Pull each line holding "помощь" out of the entries below.

----

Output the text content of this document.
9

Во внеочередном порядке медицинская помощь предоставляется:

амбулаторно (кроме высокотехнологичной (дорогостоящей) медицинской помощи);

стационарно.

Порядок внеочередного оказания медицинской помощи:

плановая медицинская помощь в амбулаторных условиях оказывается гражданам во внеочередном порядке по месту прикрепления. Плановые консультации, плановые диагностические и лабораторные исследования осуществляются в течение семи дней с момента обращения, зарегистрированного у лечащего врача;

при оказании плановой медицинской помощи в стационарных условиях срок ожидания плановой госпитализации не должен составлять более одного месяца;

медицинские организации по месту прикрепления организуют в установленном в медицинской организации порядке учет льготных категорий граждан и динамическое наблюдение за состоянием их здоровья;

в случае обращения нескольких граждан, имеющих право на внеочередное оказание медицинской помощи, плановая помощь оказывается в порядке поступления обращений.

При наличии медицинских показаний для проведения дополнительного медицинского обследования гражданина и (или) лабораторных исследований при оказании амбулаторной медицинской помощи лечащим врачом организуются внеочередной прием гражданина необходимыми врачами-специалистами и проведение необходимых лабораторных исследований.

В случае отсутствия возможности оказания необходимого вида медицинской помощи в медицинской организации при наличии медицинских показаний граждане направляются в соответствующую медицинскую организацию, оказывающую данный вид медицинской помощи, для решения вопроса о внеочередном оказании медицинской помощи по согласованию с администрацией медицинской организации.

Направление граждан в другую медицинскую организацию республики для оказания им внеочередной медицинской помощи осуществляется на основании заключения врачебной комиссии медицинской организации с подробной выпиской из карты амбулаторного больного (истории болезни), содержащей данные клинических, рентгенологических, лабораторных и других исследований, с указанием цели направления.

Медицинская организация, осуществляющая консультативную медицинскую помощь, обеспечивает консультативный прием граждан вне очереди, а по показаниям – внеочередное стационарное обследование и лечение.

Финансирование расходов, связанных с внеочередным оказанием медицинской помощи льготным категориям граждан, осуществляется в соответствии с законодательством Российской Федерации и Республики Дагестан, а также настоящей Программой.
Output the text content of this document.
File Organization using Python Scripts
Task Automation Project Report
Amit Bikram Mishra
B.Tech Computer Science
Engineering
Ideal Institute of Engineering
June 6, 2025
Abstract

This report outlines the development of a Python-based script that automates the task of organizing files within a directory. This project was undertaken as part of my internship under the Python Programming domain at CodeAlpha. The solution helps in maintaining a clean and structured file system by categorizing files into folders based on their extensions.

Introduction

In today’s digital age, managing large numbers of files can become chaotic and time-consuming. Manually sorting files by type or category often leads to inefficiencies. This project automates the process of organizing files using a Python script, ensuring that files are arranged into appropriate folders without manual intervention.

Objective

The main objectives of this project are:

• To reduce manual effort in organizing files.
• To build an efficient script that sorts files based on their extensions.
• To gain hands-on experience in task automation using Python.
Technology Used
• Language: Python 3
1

----

» ANSWER BELOW:
Во внеочередном порядке медицинская помощь предоставляется:
плановая медицинская помощь в амбулаторных условиях оказывается гражданам во внеочередном порядке по месту прикрепления. Плановые консультации, плановые диагностические и лабораторные исследования осуществляются в течение семи дней с момента обращения, зарегистрированного у лечащего врача;
в случае обращения нескольких граждан, имеющих право на внеочередное оказание медицинской помощи, плановая помощь оказывается в порядке поступления обращений.
Медицинская организация, осуществляющая консультативную медицинскую помощь, обеспечивает консультативный прием граждан вне очереди, а по показаниям – внеочередное стационарное обследование и лечение.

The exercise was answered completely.